── Supplied data ──
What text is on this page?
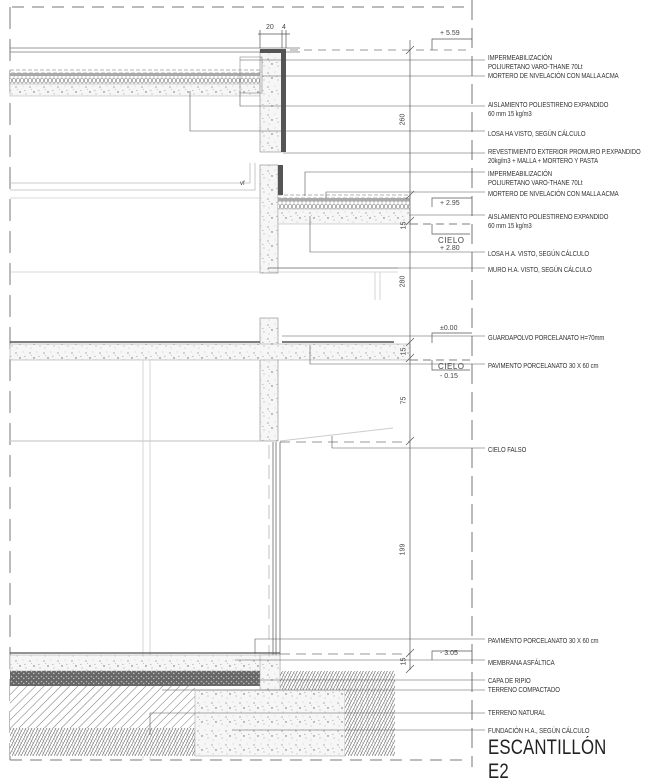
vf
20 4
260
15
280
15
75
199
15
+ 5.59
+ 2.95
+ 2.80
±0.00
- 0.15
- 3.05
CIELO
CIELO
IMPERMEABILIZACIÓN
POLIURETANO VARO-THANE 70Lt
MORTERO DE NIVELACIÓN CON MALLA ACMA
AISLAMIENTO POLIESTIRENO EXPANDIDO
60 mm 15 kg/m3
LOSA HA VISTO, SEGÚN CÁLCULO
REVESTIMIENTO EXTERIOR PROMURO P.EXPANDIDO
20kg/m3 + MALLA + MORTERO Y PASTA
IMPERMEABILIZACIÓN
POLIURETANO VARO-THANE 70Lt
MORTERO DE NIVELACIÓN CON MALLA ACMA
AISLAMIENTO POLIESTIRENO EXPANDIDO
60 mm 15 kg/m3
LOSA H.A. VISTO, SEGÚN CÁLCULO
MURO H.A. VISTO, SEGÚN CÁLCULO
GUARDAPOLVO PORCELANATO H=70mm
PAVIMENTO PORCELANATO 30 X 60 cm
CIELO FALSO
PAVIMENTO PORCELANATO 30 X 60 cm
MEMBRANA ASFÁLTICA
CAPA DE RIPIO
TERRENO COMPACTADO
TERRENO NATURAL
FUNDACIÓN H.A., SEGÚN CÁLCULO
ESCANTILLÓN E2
───
§ Aim of the exercise
Every line above should be returned word for word, with the pictures left behind.

§ Output of the exercise
What text is on this page?
vf
20 4
260
15
280
15
75
199
15
+ 5.59
+ 2.95
+ 2.80
±0.00
- 0.15
- 3.05
CIELO
CIELO
IMPERMEABILIZACIÓN
POLIURETANO VARO-THANE 70Lt
MORTERO DE NIVELACIÓN CON MALLA ACMA
AISLAMIENTO POLIESTIRENO EXPANDIDO
60 mm 15 kg/m3
LOSA HA VISTO, SEGÚN CÁLCULO
REVESTIMIENTO EXTERIOR PROMURO P.EXPANDIDO
20kg/m3 + MALLA + MORTERO Y PASTA
IMPERMEABILIZACIÓN
POLIURETANO VARO-THANE 70Lt
MORTERO DE NIVELACIÓN CON MALLA ACMA
AISLAMIENTO POLIESTIRENO EXPANDIDO
60 mm 15 kg/m3
LOSA H.A. VISTO, SEGÚN CÁLCULO
MURO H.A. VISTO, SEGÚN CÁLCULO
GUARDAPOLVO PORCELANATO H=70mm
PAVIMENTO PORCELANATO 30 X 60 cm
CIELO FALSO
PAVIMENTO PORCELANATO 30 X 60 cm
MEMBRANA ASFÁLTICA
CAPA DE RIPIO
TERRENO COMPACTADO
TERRENO NATURAL
FUNDACIÓN H.A., SEGÚN CÁLCULO
ESCANTILLÓN E2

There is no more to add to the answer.